**STATED EXERCISE:**
Copy out the data exactly, leaving the pictures behind.

┌──

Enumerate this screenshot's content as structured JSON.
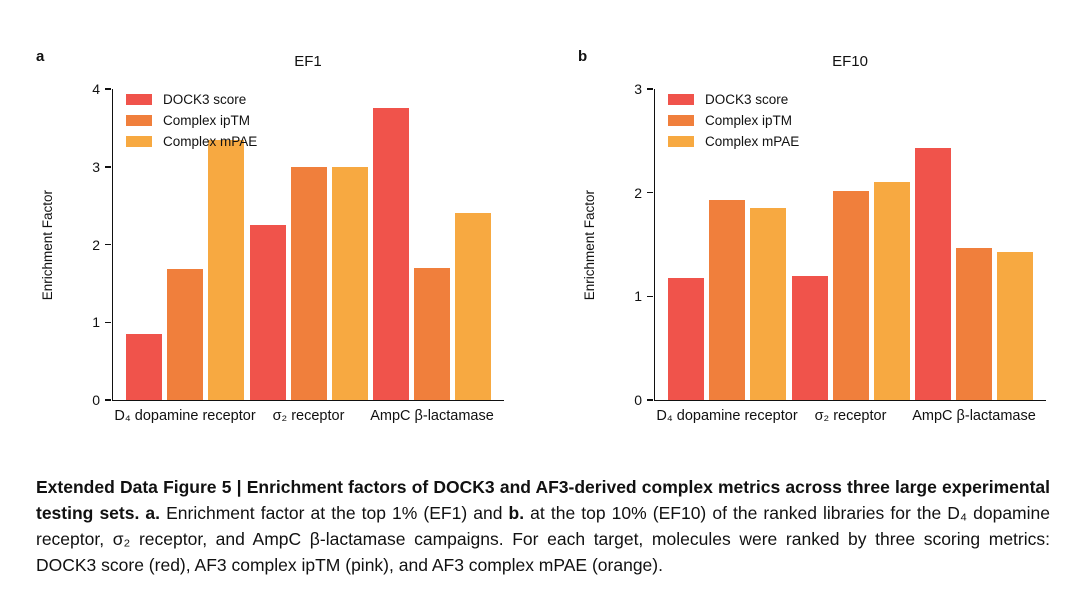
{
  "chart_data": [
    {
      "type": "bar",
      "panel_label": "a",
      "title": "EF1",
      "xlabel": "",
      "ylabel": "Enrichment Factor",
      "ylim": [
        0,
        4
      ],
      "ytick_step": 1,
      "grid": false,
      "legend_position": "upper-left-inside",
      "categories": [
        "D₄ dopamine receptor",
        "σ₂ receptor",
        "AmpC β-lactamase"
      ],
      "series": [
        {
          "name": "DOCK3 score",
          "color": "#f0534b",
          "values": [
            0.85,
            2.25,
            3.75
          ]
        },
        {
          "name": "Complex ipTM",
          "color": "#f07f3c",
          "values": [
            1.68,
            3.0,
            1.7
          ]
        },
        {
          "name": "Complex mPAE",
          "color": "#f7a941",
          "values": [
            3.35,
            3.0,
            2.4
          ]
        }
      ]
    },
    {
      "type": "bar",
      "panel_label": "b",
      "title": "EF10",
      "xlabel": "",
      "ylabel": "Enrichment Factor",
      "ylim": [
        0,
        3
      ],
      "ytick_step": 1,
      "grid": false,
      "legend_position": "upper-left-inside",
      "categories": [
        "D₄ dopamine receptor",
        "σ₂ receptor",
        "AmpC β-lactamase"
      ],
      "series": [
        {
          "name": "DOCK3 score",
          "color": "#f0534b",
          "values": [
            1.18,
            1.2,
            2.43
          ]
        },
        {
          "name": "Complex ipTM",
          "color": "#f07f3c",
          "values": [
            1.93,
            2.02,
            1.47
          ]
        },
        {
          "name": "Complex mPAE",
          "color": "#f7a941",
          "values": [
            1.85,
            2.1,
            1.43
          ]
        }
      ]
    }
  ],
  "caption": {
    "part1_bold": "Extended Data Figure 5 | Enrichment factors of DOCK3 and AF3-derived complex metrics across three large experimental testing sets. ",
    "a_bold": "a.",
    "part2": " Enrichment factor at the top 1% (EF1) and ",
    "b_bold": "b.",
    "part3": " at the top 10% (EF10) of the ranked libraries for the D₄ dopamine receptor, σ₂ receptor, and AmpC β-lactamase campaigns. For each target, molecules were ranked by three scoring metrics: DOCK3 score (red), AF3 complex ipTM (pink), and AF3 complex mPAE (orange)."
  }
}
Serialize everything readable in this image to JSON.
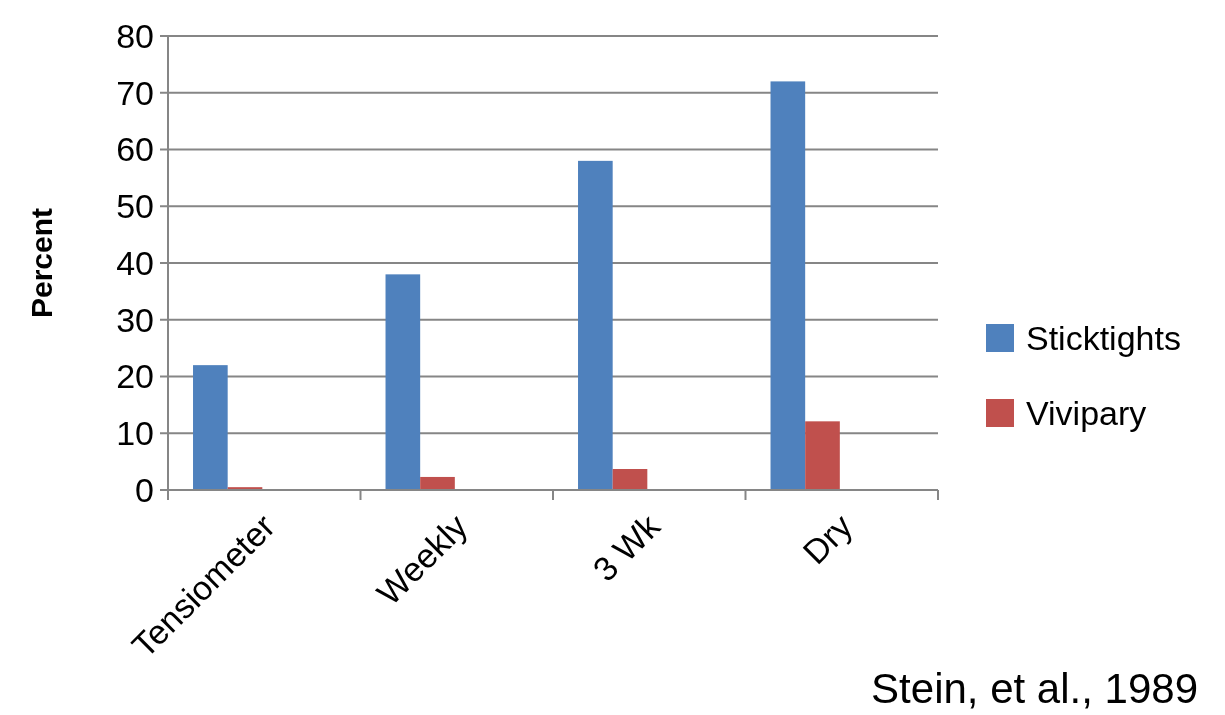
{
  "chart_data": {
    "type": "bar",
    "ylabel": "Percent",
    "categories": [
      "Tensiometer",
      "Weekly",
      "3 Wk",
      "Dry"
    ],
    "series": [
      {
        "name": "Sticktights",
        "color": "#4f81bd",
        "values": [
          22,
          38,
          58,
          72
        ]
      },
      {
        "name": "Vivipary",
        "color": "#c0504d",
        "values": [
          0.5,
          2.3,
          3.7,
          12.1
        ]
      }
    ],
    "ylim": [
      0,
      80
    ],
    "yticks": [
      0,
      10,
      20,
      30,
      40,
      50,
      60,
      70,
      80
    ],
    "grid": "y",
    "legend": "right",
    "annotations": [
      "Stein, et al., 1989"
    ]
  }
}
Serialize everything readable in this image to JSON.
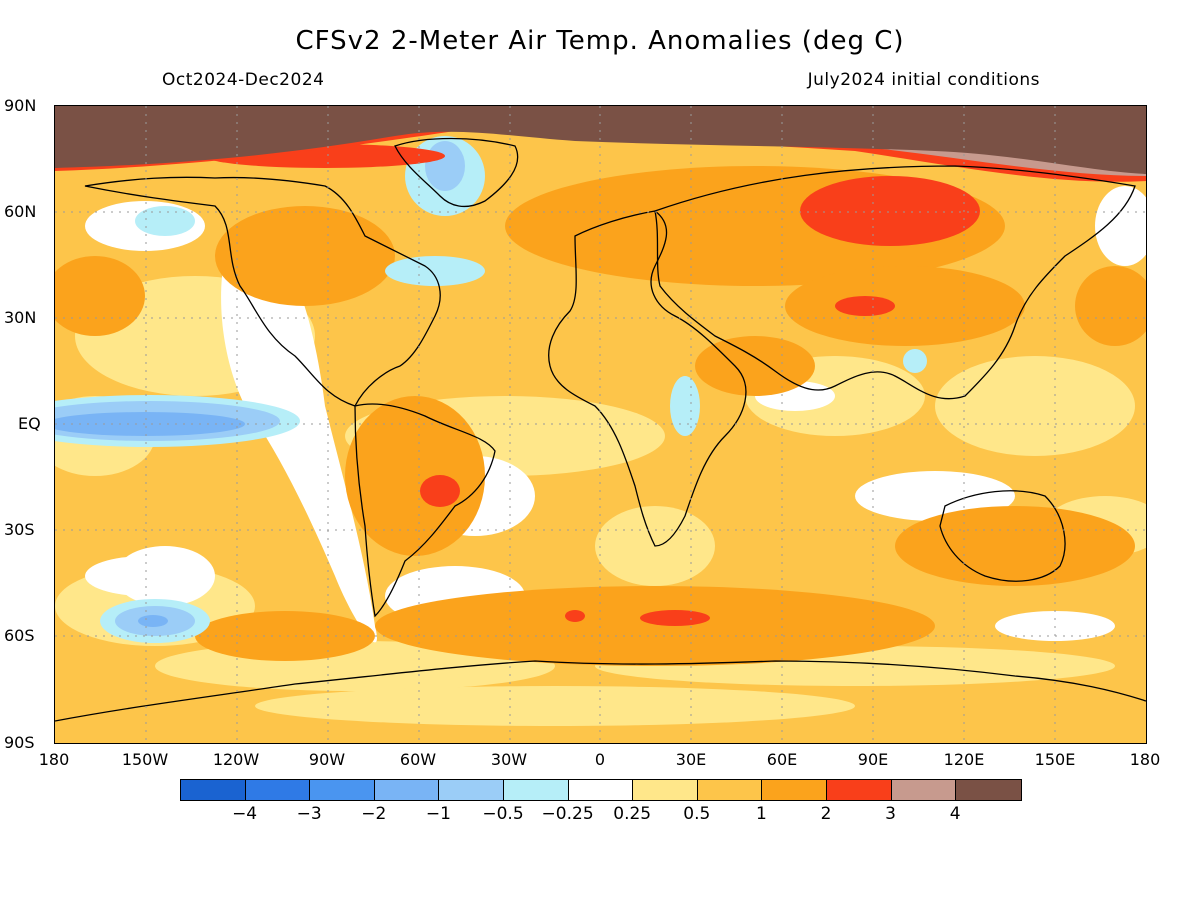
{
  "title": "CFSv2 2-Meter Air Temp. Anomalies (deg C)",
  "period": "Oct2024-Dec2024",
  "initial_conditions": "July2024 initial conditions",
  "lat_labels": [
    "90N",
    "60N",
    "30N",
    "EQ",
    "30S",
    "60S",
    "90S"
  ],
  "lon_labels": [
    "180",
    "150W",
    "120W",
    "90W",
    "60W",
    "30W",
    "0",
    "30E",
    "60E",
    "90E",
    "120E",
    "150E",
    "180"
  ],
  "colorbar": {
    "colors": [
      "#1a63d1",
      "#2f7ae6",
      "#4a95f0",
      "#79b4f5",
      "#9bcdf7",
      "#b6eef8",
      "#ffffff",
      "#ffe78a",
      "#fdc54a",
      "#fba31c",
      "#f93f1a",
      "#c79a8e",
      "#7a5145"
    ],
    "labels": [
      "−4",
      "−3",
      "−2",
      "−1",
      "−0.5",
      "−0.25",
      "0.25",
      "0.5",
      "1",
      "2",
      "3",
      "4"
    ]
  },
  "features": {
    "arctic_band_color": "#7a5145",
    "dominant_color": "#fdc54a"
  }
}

└──

**TASK OUTPUT:**
Enumerate this screenshot's content as structured JSON.
{
  "chart_data": [
    {
      "type": "bar",
      "panel_label": "a",
      "title": "EF1",
      "xlabel": "",
      "ylabel": "Enrichment Factor",
      "ylim": [
        0,
        4
      ],
      "ytick_step": 1,
      "grid": false,
      "legend_position": "upper-left-inside",
      "categories": [
        "D₄ dopamine receptor",
        "σ₂ receptor",
        "AmpC β-lactamase"
      ],
      "series": [
        {
          "name": "DOCK3 score",
          "color": "#f0534b",
          "values": [
            0.85,
            2.25,
            3.75
          ]
        },
        {
          "name": "Complex ipTM",
          "color": "#f07f3c",
          "values": [
            1.68,
            3.0,
            1.7
          ]
        },
        {
          "name": "Complex mPAE",
          "color": "#f7a941",
          "values": [
            3.35,
            3.0,
            2.4
          ]
        }
      ]
    },
    {
      "type": "bar",
      "panel_label": "b",
      "title": "EF10",
      "xlabel": "",
      "ylabel": "Enrichment Factor",
      "ylim": [
        0,
        3
      ],
      "ytick_step": 1,
      "grid": false,
      "legend_position": "upper-left-inside",
      "categories": [
        "D₄ dopamine receptor",
        "σ₂ receptor",
        "AmpC β-lactamase"
      ],
      "series": [
        {
          "name": "DOCK3 score",
          "color": "#f0534b",
          "values": [
            1.18,
            1.2,
            2.43
          ]
        },
        {
          "name": "Complex ipTM",
          "color": "#f07f3c",
          "values": [
            1.93,
            2.02,
            1.47
          ]
        },
        {
          "name": "Complex mPAE",
          "color": "#f7a941",
          "values": [
            1.85,
            2.1,
            1.43
          ]
        }
      ]
    }
  ],
  "caption": {
    "part1_bold": "Extended Data Figure 5 | Enrichment factors of DOCK3 and AF3-derived complex metrics across three large experimental testing sets. ",
    "a_bold": "a.",
    "part2": " Enrichment factor at the top 1% (EF1) and ",
    "b_bold": "b.",
    "part3": " at the top 10% (EF10) of the ranked libraries for the D₄ dopamine receptor, σ₂ receptor, and AmpC β-lactamase campaigns. For each target, molecules were ranked by three scoring metrics: DOCK3 score (red), AF3 complex ipTM (pink), and AF3 complex mPAE (orange)."
  }
}
Serialize everything readable in this image to JSON.
{
  "chart_data": {
    "type": "bar",
    "ylabel": "Percent",
    "categories": [
      "Tensiometer",
      "Weekly",
      "3 Wk",
      "Dry"
    ],
    "series": [
      {
        "name": "Sticktights",
        "color": "#4f81bd",
        "values": [
          22,
          38,
          58,
          72
        ]
      },
      {
        "name": "Vivipary",
        "color": "#c0504d",
        "values": [
          0.5,
          2.3,
          3.7,
          12.1
        ]
      }
    ],
    "ylim": [
      0,
      80
    ],
    "yticks": [
      0,
      10,
      20,
      30,
      40,
      50,
      60,
      70,
      80
    ],
    "grid": "y",
    "legend": "right",
    "annotations": [
      "Stein, et al., 1989"
    ]
  }
}
Serialize everything readable in this image to JSON.
{
  "title": "CFSv2 2-Meter Air Temp. Anomalies (deg C)",
  "period": "Oct2024-Dec2024",
  "initial_conditions": "July2024 initial conditions",
  "lat_labels": [
    "90N",
    "60N",
    "30N",
    "EQ",
    "30S",
    "60S",
    "90S"
  ],
  "lon_labels": [
    "180",
    "150W",
    "120W",
    "90W",
    "60W",
    "30W",
    "0",
    "30E",
    "60E",
    "90E",
    "120E",
    "150E",
    "180"
  ],
  "colorbar": {
    "colors": [
      "#1a63d1",
      "#2f7ae6",
      "#4a95f0",
      "#79b4f5",
      "#9bcdf7",
      "#b6eef8",
      "#ffffff",
      "#ffe78a",
      "#fdc54a",
      "#fba31c",
      "#f93f1a",
      "#c79a8e",
      "#7a5145"
    ],
    "labels": [
      "−4",
      "−3",
      "−2",
      "−1",
      "−0.5",
      "−0.25",
      "0.25",
      "0.5",
      "1",
      "2",
      "3",
      "4"
    ]
  },
  "features": {
    "arctic_band_color": "#7a5145",
    "dominant_color": "#fdc54a"
  }
}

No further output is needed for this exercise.